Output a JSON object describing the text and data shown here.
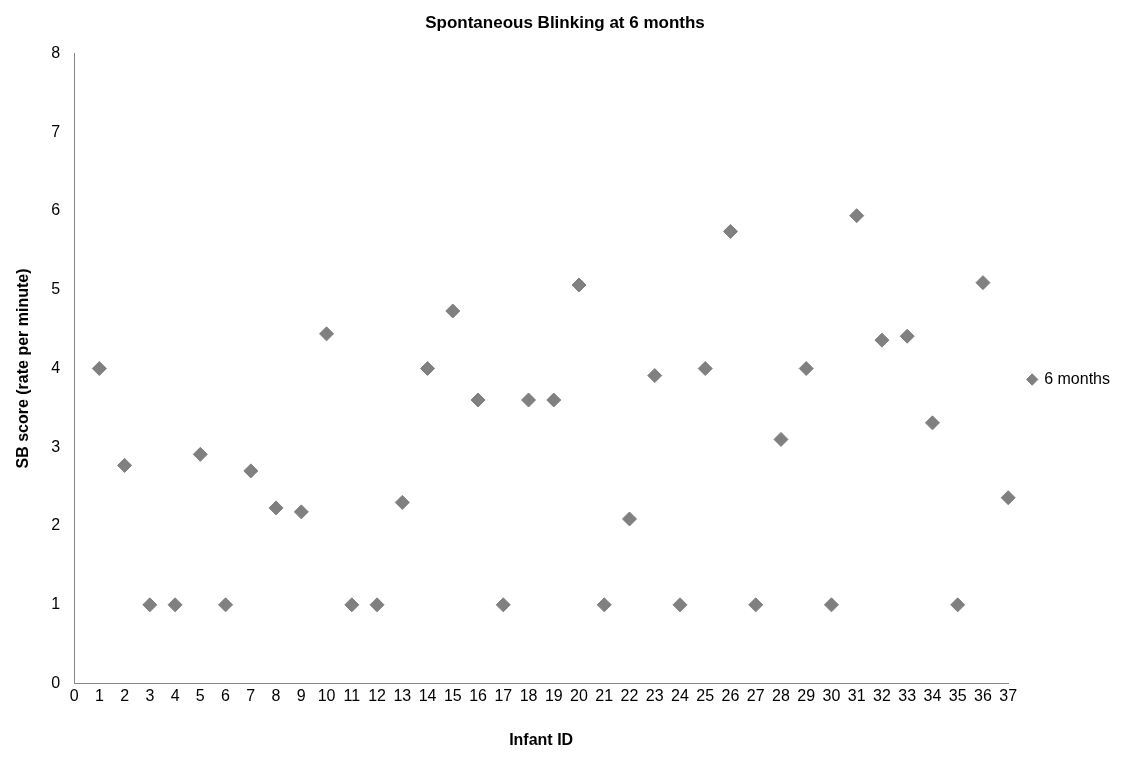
{
  "chart_data": {
    "type": "scatter",
    "title": "Spontaneous Blinking at 6 months",
    "xlabel": "Infant ID",
    "ylabel": "SB score (rate per minute)",
    "x": [
      1,
      2,
      3,
      4,
      5,
      6,
      7,
      8,
      9,
      10,
      11,
      12,
      13,
      14,
      15,
      16,
      17,
      18,
      19,
      20,
      21,
      22,
      23,
      24,
      25,
      26,
      27,
      28,
      29,
      30,
      31,
      32,
      33,
      34,
      35,
      36,
      37
    ],
    "series": [
      {
        "name": "6 months",
        "color": "#808080",
        "values": [
          4,
          2.77,
          1,
          1,
          2.91,
          1,
          2.7,
          2.23,
          2.18,
          4.44,
          1,
          1,
          2.3,
          4,
          4.73,
          3.6,
          1,
          3.6,
          3.6,
          5.06,
          1,
          2.09,
          3.91,
          1,
          4,
          5.74,
          1,
          3.1,
          4,
          1,
          5.94,
          4.36,
          4.41,
          3.31,
          1,
          5.09,
          2.36
        ]
      }
    ],
    "xlim": [
      0,
      37
    ],
    "xticks": [
      0,
      1,
      2,
      3,
      4,
      5,
      6,
      7,
      8,
      9,
      10,
      11,
      12,
      13,
      14,
      15,
      16,
      17,
      18,
      19,
      20,
      21,
      22,
      23,
      24,
      25,
      26,
      27,
      28,
      29,
      30,
      31,
      32,
      33,
      34,
      35,
      36,
      37
    ],
    "ylim": [
      0,
      8
    ],
    "yticks": [
      0,
      1,
      2,
      3,
      4,
      5,
      6,
      7,
      8
    ],
    "grid": false,
    "legend": "right",
    "marker": "diamond"
  }
}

- - -

_DIRECTIVE_. Only lines with the word "months" should be collected from the material.

_TASK SOLUTION_.
    "title": "Spontaneous Blinking at 6 months",
        "name": "6 months",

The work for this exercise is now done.